§ **WHAT THE EXERCISE ASKS**: Copy out the entries exactly, from the first line to the last.

Dataset rows about figures:
>>>

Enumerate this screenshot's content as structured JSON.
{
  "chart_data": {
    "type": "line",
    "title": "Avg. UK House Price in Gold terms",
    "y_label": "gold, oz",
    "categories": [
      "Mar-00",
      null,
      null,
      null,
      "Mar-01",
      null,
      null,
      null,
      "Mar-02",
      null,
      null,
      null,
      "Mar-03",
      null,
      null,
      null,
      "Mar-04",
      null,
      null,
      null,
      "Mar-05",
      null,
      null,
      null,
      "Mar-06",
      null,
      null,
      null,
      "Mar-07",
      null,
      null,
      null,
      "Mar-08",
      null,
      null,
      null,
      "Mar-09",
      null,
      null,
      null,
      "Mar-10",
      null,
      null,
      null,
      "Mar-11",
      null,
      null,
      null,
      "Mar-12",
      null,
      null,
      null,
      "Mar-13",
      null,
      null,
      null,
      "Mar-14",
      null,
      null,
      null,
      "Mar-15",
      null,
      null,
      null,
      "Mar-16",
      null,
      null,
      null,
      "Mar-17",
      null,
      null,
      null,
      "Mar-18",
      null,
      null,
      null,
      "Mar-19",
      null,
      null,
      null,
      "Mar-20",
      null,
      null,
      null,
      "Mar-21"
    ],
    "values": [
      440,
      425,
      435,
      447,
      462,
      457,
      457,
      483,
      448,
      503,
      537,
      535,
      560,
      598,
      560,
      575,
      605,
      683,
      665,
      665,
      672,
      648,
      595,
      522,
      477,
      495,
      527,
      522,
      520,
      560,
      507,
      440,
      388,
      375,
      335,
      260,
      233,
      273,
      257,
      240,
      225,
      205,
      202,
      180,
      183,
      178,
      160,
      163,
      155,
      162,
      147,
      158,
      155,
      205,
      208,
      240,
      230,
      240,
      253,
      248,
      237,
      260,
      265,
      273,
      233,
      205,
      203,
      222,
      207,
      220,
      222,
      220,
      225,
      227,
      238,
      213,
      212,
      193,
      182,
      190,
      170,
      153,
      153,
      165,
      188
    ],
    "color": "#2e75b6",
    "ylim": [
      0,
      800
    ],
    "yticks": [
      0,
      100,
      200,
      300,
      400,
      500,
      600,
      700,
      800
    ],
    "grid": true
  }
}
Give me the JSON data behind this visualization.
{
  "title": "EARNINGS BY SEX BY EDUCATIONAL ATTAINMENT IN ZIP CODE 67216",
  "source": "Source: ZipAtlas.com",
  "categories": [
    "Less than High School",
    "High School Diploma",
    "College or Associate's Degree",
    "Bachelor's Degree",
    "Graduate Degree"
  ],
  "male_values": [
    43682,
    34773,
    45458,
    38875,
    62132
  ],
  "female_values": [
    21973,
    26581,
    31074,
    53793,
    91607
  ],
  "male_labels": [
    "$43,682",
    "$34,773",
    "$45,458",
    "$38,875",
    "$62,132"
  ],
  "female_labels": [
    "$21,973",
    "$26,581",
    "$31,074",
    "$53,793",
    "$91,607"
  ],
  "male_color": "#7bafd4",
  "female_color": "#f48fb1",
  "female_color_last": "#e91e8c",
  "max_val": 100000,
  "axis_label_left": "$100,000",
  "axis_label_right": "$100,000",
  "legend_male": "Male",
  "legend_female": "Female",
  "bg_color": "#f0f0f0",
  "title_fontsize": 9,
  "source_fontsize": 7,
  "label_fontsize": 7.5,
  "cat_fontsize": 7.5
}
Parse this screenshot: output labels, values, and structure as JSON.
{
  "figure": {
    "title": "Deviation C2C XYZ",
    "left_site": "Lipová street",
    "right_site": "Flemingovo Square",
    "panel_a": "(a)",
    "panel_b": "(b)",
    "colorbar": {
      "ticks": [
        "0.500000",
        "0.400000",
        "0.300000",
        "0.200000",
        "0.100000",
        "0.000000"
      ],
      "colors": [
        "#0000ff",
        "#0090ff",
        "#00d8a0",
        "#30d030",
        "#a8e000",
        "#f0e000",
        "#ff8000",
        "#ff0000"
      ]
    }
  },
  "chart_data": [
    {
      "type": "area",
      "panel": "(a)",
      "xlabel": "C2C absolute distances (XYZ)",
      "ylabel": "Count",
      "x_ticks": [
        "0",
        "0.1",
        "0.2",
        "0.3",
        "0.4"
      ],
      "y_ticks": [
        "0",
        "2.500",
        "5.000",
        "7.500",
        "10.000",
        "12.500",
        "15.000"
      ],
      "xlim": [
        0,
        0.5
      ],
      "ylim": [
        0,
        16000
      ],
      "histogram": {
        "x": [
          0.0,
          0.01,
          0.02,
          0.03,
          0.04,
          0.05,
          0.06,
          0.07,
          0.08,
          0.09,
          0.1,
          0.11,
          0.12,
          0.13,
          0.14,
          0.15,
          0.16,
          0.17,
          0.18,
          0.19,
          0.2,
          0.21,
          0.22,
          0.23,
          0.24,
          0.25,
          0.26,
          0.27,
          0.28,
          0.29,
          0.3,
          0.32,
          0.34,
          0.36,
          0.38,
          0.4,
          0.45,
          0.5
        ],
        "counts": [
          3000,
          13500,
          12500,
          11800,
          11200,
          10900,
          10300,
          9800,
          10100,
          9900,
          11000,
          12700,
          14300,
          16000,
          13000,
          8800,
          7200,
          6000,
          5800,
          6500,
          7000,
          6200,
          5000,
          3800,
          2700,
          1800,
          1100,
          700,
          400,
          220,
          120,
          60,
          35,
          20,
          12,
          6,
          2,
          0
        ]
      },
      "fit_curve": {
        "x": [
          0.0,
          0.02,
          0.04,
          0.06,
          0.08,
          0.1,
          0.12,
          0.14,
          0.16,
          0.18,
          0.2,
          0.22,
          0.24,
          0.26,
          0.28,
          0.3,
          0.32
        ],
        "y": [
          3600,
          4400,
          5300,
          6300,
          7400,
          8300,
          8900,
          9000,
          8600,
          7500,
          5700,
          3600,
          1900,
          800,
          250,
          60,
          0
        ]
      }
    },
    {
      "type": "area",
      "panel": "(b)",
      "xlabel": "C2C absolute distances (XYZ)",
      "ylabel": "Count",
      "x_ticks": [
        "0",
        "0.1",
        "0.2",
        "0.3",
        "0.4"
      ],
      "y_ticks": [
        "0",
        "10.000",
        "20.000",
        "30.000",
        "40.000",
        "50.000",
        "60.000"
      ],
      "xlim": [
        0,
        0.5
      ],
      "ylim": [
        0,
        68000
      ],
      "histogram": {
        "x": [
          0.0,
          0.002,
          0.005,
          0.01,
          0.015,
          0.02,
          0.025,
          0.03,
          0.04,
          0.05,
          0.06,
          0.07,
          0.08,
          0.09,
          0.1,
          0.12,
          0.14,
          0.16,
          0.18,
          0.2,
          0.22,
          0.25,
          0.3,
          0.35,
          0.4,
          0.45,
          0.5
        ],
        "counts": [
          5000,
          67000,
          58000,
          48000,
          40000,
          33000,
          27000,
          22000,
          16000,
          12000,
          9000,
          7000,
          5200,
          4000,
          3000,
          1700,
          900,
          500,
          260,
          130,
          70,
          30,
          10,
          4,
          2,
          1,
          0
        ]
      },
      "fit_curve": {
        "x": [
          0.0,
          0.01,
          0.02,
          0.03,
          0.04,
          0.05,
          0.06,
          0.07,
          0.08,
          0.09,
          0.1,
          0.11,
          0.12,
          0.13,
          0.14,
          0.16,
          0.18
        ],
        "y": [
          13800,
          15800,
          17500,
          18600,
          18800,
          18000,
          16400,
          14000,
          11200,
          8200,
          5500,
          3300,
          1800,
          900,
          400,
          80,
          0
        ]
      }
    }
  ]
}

<<<

§ **EXPECTED ANSWER**:
Enumerate this screenshot's content as structured JSON.
{
  "chart_data": {
    "type": "line",
    "title": "Avg. UK House Price in Gold terms",
    "y_label": "gold, oz",
    "categories": [
      "Mar-00",
      null,
      null,
      null,
      "Mar-01",
      null,
      null,
      null,
      "Mar-02",
      null,
      null,
      null,
      "Mar-03",
      null,
      null,
      null,
      "Mar-04",
      null,
      null,
      null,
      "Mar-05",
      null,
      null,
      null,
      "Mar-06",
      null,
      null,
      null,
      "Mar-07",
      null,
      null,
      null,
      "Mar-08",
      null,
      null,
      null,
      "Mar-09",
      null,
      null,
      null,
      "Mar-10",
      null,
      null,
      null,
      "Mar-11",
      null,
      null,
      null,
      "Mar-12",
      null,
      null,
      null,
      "Mar-13",
      null,
      null,
      null,
      "Mar-14",
      null,
      null,
      null,
      "Mar-15",
      null,
      null,
      null,
      "Mar-16",
      null,
      null,
      null,
      "Mar-17",
      null,
      null,
      null,
      "Mar-18",
      null,
      null,
      null,
      "Mar-19",
      null,
      null,
      null,
      "Mar-20",
      null,
      null,
      null,
      "Mar-21"
    ],
    "values": [
      440,
      425,
      435,
      447,
      462,
      457,
      457,
      483,
      448,
      503,
      537,
      535,
      560,
      598,
      560,
      575,
      605,
      683,
      665,
      665,
      672,
      648,
      595,
      522,
      477,
      495,
      527,
      522,
      520,
      560,
      507,
      440,
      388,
      375,
      335,
      260,
      233,
      273,
      257,
      240,
      225,
      205,
      202,
      180,
      183,
      178,
      160,
      163,
      155,
      162,
      147,
      158,
      155,
      205,
      208,
      240,
      230,
      240,
      253,
      248,
      237,
      260,
      265,
      273,
      233,
      205,
      203,
      222,
      207,
      220,
      222,
      220,
      225,
      227,
      238,
      213,
      212,
      193,
      182,
      190,
      170,
      153,
      153,
      165,
      188
    ],
    "color": "#2e75b6",
    "ylim": [
      0,
      800
    ],
    "yticks": [
      0,
      100,
      200,
      300,
      400,
      500,
      600,
      700,
      800
    ],
    "grid": true
  }
}
Give me the JSON data behind this visualization.
{
  "title": "EARNINGS BY SEX BY EDUCATIONAL ATTAINMENT IN ZIP CODE 67216",
  "source": "Source: ZipAtlas.com",
  "categories": [
    "Less than High School",
    "High School Diploma",
    "College or Associate's Degree",
    "Bachelor's Degree",
    "Graduate Degree"
  ],
  "male_values": [
    43682,
    34773,
    45458,
    38875,
    62132
  ],
  "female_values": [
    21973,
    26581,
    31074,
    53793,
    91607
  ],
  "male_labels": [
    "$43,682",
    "$34,773",
    "$45,458",
    "$38,875",
    "$62,132"
  ],
  "female_labels": [
    "$21,973",
    "$26,581",
    "$31,074",
    "$53,793",
    "$91,607"
  ],
  "male_color": "#7bafd4",
  "female_color": "#f48fb1",
  "female_color_last": "#e91e8c",
  "max_val": 100000,
  "axis_label_left": "$100,000",
  "axis_label_right": "$100,000",
  "legend_male": "Male",
  "legend_female": "Female",
  "bg_color": "#f0f0f0",
  "title_fontsize": 9,
  "source_fontsize": 7,
  "label_fontsize": 7.5,
  "cat_fontsize": 7.5
}
Parse this screenshot: output labels, values, and structure as JSON.
{
  "figure": {
    "title": "Deviation C2C XYZ",
    "left_site": "Lipová street",
    "right_site": "Flemingovo Square",
    "panel_a": "(a)",
    "panel_b": "(b)",
    "colorbar": {
      "ticks": [
        "0.500000",
        "0.400000",
        "0.300000",
        "0.200000",
        "0.100000",
        "0.000000"
      ],
      "colors": [
        "#0000ff",
        "#0090ff",
        "#00d8a0",
        "#30d030",
        "#a8e000",
        "#f0e000",
        "#ff8000",
        "#ff0000"
      ]
    }
  },
  "chart_data": [
    {
      "type": "area",
      "panel": "(a)",
      "xlabel": "C2C absolute distances (XYZ)",
      "ylabel": "Count",
      "x_ticks": [
        "0",
        "0.1",
        "0.2",
        "0.3",
        "0.4"
      ],
      "y_ticks": [
        "0",
        "2.500",
        "5.000",
        "7.500",
        "10.000",
        "12.500",
        "15.000"
      ],
      "xlim": [
        0,
        0.5
      ],
      "ylim": [
        0,
        16000
      ],
      "histogram": {
        "x": [
          0.0,
          0.01,
          0.02,
          0.03,
          0.04,
          0.05,
          0.06,
          0.07,
          0.08,
          0.09,
          0.1,
          0.11,
          0.12,
          0.13,
          0.14,
          0.15,
          0.16,
          0.17,
          0.18,
          0.19,
          0.2,
          0.21,
          0.22,
          0.23,
          0.24,
          0.25,
          0.26,
          0.27,
          0.28,
          0.29,
          0.3,
          0.32,
          0.34,
          0.36,
          0.38,
          0.4,
          0.45,
          0.5
        ],
        "counts": [
          3000,
          13500,
          12500,
          11800,
          11200,
          10900,
          10300,
          9800,
          10100,
          9900,
          11000,
          12700,
          14300,
          16000,
          13000,
          8800,
          7200,
          6000,
          5800,
          6500,
          7000,
          6200,
          5000,
          3800,
          2700,
          1800,
          1100,
          700,
          400,
          220,
          120,
          60,
          35,
          20,
          12,
          6,
          2,
          0
        ]
      },
      "fit_curve": {
        "x": [
          0.0,
          0.02,
          0.04,
          0.06,
          0.08,
          0.1,
          0.12,
          0.14,
          0.16,
          0.18,
          0.2,
          0.22,
          0.24,
          0.26,
          0.28,
          0.3,
          0.32
        ],
        "y": [
          3600,
          4400,
          5300,
          6300,
          7400,
          8300,
          8900,
          9000,
          8600,
          7500,
          5700,
          3600,
          1900,
          800,
          250,
          60,
          0
        ]
      }
    },
    {
      "type": "area",
      "panel": "(b)",
      "xlabel": "C2C absolute distances (XYZ)",
      "ylabel": "Count",
      "x_ticks": [
        "0",
        "0.1",
        "0.2",
        "0.3",
        "0.4"
      ],
      "y_ticks": [
        "0",
        "10.000",
        "20.000",
        "30.000",
        "40.000",
        "50.000",
        "60.000"
      ],
      "xlim": [
        0,
        0.5
      ],
      "ylim": [
        0,
        68000
      ],
      "histogram": {
        "x": [
          0.0,
          0.002,
          0.005,
          0.01,
          0.015,
          0.02,
          0.025,
          0.03,
          0.04,
          0.05,
          0.06,
          0.07,
          0.08,
          0.09,
          0.1,
          0.12,
          0.14,
          0.16,
          0.18,
          0.2,
          0.22,
          0.25,
          0.3,
          0.35,
          0.4,
          0.45,
          0.5
        ],
        "counts": [
          5000,
          67000,
          58000,
          48000,
          40000,
          33000,
          27000,
          22000,
          16000,
          12000,
          9000,
          7000,
          5200,
          4000,
          3000,
          1700,
          900,
          500,
          260,
          130,
          70,
          30,
          10,
          4,
          2,
          1,
          0
        ]
      },
      "fit_curve": {
        "x": [
          0.0,
          0.01,
          0.02,
          0.03,
          0.04,
          0.05,
          0.06,
          0.07,
          0.08,
          0.09,
          0.1,
          0.11,
          0.12,
          0.13,
          0.14,
          0.16,
          0.18
        ],
        "y": [
          13800,
          15800,
          17500,
          18600,
          18800,
          18000,
          16400,
          14000,
          11200,
          8200,
          5500,
          3300,
          1800,
          900,
          400,
          80,
          0
        ]
      }
    }
  ]
}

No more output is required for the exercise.